* Goal of the exercise
Locate the line containing "Read this page and output its text content." in the material below; repeat it and every line after it, exactly as written.

------

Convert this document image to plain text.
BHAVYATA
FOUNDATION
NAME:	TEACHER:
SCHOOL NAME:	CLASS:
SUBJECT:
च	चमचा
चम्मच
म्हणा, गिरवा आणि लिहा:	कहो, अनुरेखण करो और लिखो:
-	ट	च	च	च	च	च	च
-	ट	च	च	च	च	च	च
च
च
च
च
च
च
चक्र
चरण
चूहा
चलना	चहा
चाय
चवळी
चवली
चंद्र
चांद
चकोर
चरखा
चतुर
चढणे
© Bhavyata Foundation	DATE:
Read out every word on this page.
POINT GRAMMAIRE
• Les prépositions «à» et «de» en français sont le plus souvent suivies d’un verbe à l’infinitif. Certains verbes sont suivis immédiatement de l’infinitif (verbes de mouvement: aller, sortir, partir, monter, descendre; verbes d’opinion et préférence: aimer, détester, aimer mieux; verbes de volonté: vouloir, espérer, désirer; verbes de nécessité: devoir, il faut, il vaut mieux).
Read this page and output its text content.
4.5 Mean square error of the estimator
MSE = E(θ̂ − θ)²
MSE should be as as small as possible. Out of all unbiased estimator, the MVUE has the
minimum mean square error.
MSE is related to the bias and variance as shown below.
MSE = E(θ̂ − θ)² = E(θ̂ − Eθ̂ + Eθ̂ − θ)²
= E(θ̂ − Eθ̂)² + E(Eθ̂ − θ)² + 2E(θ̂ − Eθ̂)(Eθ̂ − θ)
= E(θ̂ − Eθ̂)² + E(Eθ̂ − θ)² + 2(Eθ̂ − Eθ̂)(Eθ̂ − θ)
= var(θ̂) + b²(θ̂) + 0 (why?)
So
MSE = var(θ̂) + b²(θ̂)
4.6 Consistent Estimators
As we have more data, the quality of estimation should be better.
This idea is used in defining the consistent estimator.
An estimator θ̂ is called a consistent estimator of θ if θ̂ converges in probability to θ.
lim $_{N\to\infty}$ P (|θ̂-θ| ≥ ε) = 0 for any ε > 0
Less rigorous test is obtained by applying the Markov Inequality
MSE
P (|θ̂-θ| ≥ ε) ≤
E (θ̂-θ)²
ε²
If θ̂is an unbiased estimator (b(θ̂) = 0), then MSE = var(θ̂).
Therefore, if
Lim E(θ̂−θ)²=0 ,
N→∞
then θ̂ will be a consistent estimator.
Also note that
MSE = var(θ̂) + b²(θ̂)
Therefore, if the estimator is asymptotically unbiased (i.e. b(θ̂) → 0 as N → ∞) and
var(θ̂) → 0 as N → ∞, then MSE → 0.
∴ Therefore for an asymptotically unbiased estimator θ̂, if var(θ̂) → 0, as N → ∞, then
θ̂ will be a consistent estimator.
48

------

* The completed task
Read this page and output its text content.
4.5 Mean square error of the estimator
MSE = E(θ̂ − θ)²
MSE should be as as small as possible. Out of all unbiased estimator, the MVUE has the
minimum mean square error.
MSE is related to the bias and variance as shown below.
MSE = E(θ̂ − θ)² = E(θ̂ − Eθ̂ + Eθ̂ − θ)²
= E(θ̂ − Eθ̂)² + E(Eθ̂ − θ)² + 2E(θ̂ − Eθ̂)(Eθ̂ − θ)
= E(θ̂ − Eθ̂)² + E(Eθ̂ − θ)² + 2(Eθ̂ − Eθ̂)(Eθ̂ − θ)
= var(θ̂) + b²(θ̂) + 0 (why?)
So
MSE = var(θ̂) + b²(θ̂)
4.6 Consistent Estimators
As we have more data, the quality of estimation should be better.
This idea is used in defining the consistent estimator.
An estimator θ̂ is called a consistent estimator of θ if θ̂ converges in probability to θ.
lim $_{N\to\infty}$ P (|θ̂-θ| ≥ ε) = 0 for any ε > 0
Less rigorous test is obtained by applying the Markov Inequality
MSE
P (|θ̂-θ| ≥ ε) ≤
E (θ̂-θ)²
ε²
If θ̂is an unbiased estimator (b(θ̂) = 0), then MSE = var(θ̂).
Therefore, if
Lim E(θ̂−θ)²=0 ,
N→∞
then θ̂ will be a consistent estimator.
Also note that
MSE = var(θ̂) + b²(θ̂)
Therefore, if the estimator is asymptotically unbiased (i.e. b(θ̂) → 0 as N → ∞) and
var(θ̂) → 0 as N → ∞, then MSE → 0.
∴ Therefore for an asymptotically unbiased estimator θ̂, if var(θ̂) → 0, as N → ∞, then
θ̂ will be a consistent estimator.
48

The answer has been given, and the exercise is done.